*** Dataset extract

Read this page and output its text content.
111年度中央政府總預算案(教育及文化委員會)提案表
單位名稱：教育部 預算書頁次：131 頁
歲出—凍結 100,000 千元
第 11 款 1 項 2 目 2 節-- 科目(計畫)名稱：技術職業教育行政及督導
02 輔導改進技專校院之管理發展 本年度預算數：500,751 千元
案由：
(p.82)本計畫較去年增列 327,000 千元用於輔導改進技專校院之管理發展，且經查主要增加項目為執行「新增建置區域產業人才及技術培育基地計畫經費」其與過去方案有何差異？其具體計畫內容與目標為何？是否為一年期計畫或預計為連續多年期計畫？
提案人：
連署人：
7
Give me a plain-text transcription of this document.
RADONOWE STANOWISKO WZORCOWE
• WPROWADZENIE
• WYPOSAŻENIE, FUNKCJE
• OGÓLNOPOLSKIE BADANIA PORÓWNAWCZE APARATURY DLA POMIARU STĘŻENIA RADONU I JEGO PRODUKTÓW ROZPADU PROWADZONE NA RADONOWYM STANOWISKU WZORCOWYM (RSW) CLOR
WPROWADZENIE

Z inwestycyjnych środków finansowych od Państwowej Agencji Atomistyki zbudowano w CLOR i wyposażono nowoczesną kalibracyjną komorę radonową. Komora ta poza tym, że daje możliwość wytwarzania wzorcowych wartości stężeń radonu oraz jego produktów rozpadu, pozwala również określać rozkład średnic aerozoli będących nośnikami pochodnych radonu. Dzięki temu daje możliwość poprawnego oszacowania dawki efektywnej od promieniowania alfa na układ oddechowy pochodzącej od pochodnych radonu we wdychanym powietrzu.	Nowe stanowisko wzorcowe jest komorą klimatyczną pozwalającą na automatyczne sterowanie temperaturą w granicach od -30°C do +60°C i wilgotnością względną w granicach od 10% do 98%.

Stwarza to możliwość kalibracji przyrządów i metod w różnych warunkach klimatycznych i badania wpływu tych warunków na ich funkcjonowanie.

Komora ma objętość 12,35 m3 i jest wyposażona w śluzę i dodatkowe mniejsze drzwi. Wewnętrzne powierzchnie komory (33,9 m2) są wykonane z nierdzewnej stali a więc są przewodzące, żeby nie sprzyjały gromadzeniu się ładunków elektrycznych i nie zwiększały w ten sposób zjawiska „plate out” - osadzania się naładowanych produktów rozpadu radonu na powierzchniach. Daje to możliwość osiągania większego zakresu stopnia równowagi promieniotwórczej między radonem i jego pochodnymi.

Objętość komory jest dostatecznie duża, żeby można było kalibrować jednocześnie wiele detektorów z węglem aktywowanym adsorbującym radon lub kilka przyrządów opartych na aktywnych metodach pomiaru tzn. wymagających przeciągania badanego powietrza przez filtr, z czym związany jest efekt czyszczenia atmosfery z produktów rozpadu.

******

Aim of the exercise: Extract the full listing above without alteration.

The completed task:
Read this page and output its text content.
111年度中央政府總預算案(教育及文化委員會)提案表
單位名稱：教育部 預算書頁次：131 頁
歲出—凍結 100,000 千元
第 11 款 1 項 2 目 2 節-- 科目(計畫)名稱：技術職業教育行政及督導
02 輔導改進技專校院之管理發展 本年度預算數：500,751 千元
案由：
(p.82)本計畫較去年增列 327,000 千元用於輔導改進技專校院之管理發展，且經查主要增加項目為執行「新增建置區域產業人才及技術培育基地計畫經費」其與過去方案有何差異？其具體計畫內容與目標為何？是否為一年期計畫或預計為連續多年期計畫？
提案人：
連署人：
7
Give me a plain-text transcription of this document.
RADONOWE STANOWISKO WZORCOWE
• WPROWADZENIE
• WYPOSAŻENIE, FUNKCJE
• OGÓLNOPOLSKIE BADANIA PORÓWNAWCZE APARATURY DLA POMIARU STĘŻENIA RADONU I JEGO PRODUKTÓW ROZPADU PROWADZONE NA RADONOWYM STANOWISKU WZORCOWYM (RSW) CLOR
WPROWADZENIE

Z inwestycyjnych środków finansowych od Państwowej Agencji Atomistyki zbudowano w CLOR i wyposażono nowoczesną kalibracyjną komorę radonową. Komora ta poza tym, że daje możliwość wytwarzania wzorcowych wartości stężeń radonu oraz jego produktów rozpadu, pozwala również określać rozkład średnic aerozoli będących nośnikami pochodnych radonu. Dzięki temu daje możliwość poprawnego oszacowania dawki efektywnej od promieniowania alfa na układ oddechowy pochodzącej od pochodnych radonu we wdychanym powietrzu.	Nowe stanowisko wzorcowe jest komorą klimatyczną pozwalającą na automatyczne sterowanie temperaturą w granicach od -30°C do +60°C i wilgotnością względną w granicach od 10% do 98%.

Stwarza to możliwość kalibracji przyrządów i metod w różnych warunkach klimatycznych i badania wpływu tych warunków na ich funkcjonowanie.

Komora ma objętość 12,35 m3 i jest wyposażona w śluzę i dodatkowe mniejsze drzwi. Wewnętrzne powierzchnie komory (33,9 m2) są wykonane z nierdzewnej stali a więc są przewodzące, żeby nie sprzyjały gromadzeniu się ładunków elektrycznych i nie zwiększały w ten sposób zjawiska „plate out” - osadzania się naładowanych produktów rozpadu radonu na powierzchniach. Daje to możliwość osiągania większego zakresu stopnia równowagi promieniotwórczej między radonem i jego pochodnymi.

Objętość komory jest dostatecznie duża, żeby można było kalibrować jednocześnie wiele detektorów z węglem aktywowanym adsorbującym radon lub kilka przyrządów opartych na aktywnych metodach pomiaru tzn. wymagających przeciągania badanego powietrza przez filtr, z czym związany jest efekt czyszczenia atmosfery z produktów rozpadu.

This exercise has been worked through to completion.